(Figure content listings)
********************

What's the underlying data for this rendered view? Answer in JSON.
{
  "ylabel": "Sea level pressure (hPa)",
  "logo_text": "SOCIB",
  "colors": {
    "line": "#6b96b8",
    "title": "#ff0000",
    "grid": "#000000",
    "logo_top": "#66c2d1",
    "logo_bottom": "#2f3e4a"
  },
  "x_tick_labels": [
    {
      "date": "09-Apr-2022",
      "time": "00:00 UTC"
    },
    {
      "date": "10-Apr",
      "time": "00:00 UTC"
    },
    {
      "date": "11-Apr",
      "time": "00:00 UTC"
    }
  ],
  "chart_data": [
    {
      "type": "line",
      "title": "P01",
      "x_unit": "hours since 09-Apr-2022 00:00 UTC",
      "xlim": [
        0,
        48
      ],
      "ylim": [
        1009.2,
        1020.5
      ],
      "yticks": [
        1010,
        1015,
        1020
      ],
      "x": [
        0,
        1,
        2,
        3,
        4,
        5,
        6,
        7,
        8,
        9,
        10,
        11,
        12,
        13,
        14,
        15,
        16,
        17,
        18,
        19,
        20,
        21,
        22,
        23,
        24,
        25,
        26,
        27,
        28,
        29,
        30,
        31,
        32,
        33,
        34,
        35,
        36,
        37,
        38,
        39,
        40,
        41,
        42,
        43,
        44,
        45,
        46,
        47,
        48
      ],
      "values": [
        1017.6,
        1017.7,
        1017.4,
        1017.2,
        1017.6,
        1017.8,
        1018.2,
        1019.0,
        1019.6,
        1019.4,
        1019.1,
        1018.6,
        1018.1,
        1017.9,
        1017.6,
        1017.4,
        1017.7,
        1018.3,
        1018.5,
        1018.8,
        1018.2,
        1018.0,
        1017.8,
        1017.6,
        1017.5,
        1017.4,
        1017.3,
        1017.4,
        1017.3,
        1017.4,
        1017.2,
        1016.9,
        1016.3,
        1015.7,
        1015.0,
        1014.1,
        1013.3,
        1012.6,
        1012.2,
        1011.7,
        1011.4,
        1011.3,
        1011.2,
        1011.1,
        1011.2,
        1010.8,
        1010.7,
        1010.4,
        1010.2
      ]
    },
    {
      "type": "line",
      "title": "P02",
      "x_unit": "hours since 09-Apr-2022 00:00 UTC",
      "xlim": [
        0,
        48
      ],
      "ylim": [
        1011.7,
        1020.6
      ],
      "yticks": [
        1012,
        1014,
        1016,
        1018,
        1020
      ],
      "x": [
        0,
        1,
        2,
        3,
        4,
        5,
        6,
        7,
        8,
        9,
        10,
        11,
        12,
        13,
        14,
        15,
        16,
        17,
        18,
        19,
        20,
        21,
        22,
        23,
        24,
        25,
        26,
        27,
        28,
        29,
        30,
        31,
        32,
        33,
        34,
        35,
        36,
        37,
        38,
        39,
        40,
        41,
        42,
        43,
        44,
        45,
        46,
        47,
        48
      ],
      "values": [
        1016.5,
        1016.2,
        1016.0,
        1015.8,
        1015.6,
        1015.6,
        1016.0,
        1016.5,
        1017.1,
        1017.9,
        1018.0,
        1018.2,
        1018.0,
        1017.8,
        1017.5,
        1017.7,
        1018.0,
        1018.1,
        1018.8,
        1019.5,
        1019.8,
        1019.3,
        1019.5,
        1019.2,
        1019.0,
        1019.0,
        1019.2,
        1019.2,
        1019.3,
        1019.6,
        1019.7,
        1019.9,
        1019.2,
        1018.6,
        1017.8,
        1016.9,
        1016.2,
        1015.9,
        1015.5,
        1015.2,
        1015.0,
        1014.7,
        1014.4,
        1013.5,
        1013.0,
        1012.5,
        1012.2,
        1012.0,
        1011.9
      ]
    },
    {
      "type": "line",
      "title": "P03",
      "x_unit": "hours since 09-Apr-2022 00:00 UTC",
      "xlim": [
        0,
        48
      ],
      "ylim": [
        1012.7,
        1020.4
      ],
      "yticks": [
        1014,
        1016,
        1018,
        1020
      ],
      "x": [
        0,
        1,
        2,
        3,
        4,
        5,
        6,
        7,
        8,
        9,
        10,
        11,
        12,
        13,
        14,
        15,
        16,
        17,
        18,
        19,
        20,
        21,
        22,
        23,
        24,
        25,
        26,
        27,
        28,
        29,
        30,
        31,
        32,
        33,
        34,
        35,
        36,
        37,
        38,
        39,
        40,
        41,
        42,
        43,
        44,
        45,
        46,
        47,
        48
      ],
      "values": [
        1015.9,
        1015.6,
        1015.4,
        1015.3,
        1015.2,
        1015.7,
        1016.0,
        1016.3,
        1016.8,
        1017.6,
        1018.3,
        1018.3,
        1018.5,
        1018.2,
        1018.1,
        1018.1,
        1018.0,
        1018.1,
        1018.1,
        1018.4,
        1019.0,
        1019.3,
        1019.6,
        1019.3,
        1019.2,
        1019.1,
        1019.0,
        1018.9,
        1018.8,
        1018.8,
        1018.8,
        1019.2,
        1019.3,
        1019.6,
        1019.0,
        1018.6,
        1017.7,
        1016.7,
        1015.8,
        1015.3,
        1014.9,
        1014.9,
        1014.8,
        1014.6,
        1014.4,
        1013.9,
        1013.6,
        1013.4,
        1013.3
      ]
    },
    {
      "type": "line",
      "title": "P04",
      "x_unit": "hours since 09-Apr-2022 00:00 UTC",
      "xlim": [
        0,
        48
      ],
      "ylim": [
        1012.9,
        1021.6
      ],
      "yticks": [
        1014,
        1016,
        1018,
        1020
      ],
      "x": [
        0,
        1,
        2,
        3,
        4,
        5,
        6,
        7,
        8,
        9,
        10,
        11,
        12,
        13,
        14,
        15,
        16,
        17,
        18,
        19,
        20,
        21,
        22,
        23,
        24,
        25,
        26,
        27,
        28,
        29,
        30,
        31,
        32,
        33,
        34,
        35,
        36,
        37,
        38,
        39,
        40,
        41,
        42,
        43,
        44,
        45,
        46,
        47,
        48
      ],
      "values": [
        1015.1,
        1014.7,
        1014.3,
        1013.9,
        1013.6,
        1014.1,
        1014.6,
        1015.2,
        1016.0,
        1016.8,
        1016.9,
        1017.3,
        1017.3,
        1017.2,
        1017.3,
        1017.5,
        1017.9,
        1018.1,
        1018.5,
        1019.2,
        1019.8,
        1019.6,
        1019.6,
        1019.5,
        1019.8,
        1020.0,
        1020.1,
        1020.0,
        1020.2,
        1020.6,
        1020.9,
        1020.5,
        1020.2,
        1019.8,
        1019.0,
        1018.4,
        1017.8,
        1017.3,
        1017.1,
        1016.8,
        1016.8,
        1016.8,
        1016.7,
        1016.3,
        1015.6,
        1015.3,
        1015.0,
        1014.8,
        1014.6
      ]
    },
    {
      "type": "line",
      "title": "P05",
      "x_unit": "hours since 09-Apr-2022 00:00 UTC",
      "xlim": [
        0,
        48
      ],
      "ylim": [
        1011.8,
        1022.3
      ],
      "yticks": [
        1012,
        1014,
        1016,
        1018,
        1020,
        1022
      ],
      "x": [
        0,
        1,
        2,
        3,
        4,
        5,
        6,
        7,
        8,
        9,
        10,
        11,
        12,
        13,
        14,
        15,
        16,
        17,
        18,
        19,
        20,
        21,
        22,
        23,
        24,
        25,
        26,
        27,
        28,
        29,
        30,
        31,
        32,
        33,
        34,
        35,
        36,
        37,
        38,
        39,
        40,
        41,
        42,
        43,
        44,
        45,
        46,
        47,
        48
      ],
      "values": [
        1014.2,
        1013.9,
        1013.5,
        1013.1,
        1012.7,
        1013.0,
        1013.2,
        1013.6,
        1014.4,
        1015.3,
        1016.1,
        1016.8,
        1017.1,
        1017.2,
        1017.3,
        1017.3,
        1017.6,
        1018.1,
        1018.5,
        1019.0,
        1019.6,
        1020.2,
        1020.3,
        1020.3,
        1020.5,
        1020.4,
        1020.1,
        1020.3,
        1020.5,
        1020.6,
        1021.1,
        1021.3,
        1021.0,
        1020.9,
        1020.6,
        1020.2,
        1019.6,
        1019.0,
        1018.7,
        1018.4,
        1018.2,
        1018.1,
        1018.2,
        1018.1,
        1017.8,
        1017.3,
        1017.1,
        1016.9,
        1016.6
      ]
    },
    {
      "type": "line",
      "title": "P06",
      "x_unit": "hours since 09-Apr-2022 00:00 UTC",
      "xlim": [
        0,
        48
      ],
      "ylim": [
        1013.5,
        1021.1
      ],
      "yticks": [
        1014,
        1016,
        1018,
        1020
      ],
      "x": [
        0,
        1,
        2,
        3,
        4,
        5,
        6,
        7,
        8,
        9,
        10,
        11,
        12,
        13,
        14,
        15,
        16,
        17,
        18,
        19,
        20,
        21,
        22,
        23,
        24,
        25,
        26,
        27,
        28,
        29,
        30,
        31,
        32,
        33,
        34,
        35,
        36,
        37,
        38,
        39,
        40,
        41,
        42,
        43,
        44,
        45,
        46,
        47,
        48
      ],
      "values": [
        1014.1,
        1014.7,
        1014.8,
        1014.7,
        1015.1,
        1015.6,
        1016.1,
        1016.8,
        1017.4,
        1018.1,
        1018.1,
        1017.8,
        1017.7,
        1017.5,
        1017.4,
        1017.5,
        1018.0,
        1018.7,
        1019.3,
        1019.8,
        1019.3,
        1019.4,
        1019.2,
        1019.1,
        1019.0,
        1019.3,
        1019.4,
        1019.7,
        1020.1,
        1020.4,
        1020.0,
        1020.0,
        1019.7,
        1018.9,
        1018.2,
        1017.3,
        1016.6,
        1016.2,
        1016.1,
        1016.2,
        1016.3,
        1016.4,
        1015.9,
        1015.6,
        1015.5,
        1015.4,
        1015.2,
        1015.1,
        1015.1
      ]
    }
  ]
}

********************

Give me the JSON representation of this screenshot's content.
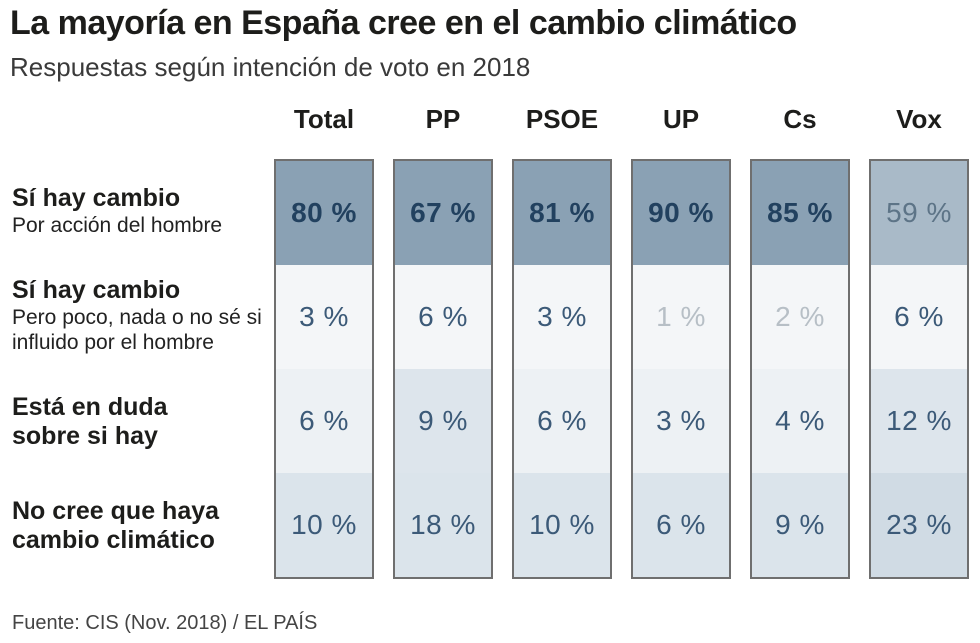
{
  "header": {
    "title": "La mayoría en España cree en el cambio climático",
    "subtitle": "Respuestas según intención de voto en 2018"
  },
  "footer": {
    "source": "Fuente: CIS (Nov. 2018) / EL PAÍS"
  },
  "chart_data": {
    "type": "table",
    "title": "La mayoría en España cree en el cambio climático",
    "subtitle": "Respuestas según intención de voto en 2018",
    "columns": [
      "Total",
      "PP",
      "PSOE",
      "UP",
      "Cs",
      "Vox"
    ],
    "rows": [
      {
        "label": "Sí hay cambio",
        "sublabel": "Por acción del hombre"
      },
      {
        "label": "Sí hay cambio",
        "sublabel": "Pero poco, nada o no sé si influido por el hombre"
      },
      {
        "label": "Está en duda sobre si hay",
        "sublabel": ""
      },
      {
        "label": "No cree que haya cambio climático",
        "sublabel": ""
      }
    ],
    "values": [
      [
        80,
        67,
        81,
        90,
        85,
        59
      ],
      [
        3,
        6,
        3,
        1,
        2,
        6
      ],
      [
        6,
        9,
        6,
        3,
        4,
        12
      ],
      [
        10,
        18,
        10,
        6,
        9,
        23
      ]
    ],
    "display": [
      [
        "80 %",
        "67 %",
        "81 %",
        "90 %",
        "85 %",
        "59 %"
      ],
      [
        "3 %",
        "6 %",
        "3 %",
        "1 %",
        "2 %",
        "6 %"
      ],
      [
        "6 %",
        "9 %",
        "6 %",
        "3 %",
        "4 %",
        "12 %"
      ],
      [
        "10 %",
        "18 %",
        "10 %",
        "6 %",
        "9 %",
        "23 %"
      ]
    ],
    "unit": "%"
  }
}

********************

Return each line that includes "date".

      "date": "09-Apr-2022",
      "date": "10-Apr",
      "date": "11-Apr",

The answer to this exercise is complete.